_Directive_
List every line below containing "RegisterView".

** BEGIN Provided information **

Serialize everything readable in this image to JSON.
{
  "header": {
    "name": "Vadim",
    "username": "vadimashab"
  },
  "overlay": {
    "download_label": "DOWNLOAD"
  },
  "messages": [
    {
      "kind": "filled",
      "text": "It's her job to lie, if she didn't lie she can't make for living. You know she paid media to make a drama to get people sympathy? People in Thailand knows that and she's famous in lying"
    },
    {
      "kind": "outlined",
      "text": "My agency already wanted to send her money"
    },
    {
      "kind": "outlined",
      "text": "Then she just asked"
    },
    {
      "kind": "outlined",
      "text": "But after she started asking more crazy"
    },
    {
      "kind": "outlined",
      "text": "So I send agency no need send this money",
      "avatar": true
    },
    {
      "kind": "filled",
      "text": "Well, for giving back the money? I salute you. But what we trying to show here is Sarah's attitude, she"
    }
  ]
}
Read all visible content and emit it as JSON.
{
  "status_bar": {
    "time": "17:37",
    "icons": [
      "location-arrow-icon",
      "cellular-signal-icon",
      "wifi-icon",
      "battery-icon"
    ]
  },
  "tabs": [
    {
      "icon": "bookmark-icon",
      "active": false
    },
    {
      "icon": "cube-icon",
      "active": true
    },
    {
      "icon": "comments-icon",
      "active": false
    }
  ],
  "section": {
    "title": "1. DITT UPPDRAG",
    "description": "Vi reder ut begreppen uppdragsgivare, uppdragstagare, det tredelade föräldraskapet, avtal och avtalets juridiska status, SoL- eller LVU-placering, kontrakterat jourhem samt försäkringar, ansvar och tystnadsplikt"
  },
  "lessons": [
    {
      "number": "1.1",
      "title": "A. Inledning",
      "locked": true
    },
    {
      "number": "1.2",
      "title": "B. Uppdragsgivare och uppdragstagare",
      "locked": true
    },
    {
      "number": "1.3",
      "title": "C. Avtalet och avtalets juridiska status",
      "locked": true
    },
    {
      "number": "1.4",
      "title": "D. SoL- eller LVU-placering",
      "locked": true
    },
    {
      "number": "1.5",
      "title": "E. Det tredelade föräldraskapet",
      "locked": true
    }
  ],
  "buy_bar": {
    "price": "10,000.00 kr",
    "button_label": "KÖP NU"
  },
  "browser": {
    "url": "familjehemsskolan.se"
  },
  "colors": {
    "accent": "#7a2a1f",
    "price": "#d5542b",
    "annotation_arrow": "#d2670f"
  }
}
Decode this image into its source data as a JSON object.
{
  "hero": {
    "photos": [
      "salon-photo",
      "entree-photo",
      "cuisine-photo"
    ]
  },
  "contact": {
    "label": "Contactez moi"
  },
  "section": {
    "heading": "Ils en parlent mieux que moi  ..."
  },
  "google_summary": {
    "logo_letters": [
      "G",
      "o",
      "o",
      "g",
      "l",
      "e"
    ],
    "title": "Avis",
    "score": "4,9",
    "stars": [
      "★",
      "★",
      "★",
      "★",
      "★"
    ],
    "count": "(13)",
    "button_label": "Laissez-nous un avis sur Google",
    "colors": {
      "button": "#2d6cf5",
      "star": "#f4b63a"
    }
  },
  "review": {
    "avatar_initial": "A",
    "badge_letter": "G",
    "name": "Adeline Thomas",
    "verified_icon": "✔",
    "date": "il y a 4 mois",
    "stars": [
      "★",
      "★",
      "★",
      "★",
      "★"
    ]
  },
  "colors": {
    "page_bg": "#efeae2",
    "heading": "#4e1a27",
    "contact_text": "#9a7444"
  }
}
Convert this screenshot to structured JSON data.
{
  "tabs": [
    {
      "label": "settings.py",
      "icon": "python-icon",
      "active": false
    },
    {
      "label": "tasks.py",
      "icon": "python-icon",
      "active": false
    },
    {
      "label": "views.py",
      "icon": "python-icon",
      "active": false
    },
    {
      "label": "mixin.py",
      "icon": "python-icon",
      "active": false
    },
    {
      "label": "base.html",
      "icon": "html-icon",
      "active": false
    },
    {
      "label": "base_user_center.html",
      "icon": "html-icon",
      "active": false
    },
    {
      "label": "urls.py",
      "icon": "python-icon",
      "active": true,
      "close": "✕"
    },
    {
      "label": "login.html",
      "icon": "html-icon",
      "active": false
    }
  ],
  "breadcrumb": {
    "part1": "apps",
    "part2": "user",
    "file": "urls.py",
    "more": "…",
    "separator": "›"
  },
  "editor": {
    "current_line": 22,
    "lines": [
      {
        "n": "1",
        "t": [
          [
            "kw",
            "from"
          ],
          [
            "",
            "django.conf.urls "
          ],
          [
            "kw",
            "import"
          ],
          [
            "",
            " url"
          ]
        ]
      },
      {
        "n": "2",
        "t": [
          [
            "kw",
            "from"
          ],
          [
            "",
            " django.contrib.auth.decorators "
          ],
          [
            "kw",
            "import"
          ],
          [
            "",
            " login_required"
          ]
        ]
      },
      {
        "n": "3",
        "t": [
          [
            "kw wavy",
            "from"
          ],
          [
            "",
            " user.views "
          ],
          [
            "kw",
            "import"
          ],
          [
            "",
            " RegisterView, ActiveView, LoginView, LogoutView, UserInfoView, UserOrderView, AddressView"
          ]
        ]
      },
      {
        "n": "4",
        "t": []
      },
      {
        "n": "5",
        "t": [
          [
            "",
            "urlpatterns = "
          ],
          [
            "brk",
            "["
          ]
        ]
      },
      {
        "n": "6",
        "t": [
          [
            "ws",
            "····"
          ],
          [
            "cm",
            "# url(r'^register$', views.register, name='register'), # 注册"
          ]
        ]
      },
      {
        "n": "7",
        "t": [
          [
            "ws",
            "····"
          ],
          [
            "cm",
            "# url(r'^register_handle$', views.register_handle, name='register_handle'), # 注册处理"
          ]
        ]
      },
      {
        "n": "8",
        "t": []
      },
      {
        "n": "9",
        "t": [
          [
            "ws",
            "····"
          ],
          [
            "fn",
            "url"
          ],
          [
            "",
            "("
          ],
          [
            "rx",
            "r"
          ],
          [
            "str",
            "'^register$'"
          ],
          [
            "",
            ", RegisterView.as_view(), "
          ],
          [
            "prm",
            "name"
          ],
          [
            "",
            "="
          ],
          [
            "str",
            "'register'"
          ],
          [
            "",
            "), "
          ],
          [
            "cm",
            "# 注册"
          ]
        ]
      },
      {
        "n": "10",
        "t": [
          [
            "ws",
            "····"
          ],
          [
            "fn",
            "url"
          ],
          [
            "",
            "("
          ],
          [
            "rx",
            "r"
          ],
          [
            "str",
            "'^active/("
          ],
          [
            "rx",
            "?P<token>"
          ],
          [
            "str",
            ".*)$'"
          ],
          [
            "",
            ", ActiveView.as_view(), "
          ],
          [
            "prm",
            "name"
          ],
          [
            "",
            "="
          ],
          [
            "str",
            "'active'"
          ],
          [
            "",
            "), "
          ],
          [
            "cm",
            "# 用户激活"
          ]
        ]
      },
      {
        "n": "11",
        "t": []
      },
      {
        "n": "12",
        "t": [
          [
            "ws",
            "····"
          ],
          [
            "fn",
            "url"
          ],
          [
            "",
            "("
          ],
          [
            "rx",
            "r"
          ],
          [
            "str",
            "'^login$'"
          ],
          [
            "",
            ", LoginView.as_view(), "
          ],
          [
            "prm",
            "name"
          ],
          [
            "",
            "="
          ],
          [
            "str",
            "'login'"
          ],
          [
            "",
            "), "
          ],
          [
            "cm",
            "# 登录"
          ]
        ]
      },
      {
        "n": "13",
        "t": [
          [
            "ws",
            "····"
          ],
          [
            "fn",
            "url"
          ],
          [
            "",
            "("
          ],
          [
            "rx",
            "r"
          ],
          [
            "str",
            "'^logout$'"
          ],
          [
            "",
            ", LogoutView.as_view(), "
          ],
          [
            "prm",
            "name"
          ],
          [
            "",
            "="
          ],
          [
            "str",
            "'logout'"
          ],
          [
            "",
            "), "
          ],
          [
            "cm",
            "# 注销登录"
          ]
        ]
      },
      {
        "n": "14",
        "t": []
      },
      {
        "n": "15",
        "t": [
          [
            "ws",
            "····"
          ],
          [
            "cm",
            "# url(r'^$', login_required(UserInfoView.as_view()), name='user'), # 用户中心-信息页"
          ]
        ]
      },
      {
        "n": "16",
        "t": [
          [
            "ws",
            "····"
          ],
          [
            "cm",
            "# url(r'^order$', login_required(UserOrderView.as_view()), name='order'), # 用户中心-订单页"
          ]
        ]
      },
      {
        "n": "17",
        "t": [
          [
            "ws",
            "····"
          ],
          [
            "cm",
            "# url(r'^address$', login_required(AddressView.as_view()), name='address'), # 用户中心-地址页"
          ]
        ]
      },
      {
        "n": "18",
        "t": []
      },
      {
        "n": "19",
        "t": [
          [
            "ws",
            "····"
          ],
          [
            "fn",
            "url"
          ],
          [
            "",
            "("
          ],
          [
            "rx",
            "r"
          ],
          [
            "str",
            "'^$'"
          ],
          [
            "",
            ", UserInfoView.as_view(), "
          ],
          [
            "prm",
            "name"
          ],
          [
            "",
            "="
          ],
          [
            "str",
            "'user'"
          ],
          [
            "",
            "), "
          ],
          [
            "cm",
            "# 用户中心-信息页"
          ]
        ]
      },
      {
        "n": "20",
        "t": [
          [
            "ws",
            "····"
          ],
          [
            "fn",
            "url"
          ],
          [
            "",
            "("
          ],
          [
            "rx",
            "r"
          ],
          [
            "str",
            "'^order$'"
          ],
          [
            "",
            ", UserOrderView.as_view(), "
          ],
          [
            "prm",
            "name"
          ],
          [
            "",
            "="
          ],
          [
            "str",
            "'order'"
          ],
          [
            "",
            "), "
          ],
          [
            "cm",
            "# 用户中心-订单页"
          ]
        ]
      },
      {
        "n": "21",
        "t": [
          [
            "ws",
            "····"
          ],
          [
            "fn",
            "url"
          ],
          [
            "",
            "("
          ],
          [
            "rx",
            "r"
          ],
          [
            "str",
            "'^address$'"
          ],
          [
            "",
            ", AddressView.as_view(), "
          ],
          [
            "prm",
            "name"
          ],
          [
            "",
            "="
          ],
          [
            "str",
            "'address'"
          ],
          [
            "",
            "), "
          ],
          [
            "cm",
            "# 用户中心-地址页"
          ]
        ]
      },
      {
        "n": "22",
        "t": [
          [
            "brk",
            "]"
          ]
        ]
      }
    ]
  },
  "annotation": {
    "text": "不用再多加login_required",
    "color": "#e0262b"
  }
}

** END Provided information **

_Problem solution_
            " RegisterView, ActiveView, LoginView, LogoutView, UserInfoView, UserOrderView, AddressView"
            ", RegisterView.as_view(), "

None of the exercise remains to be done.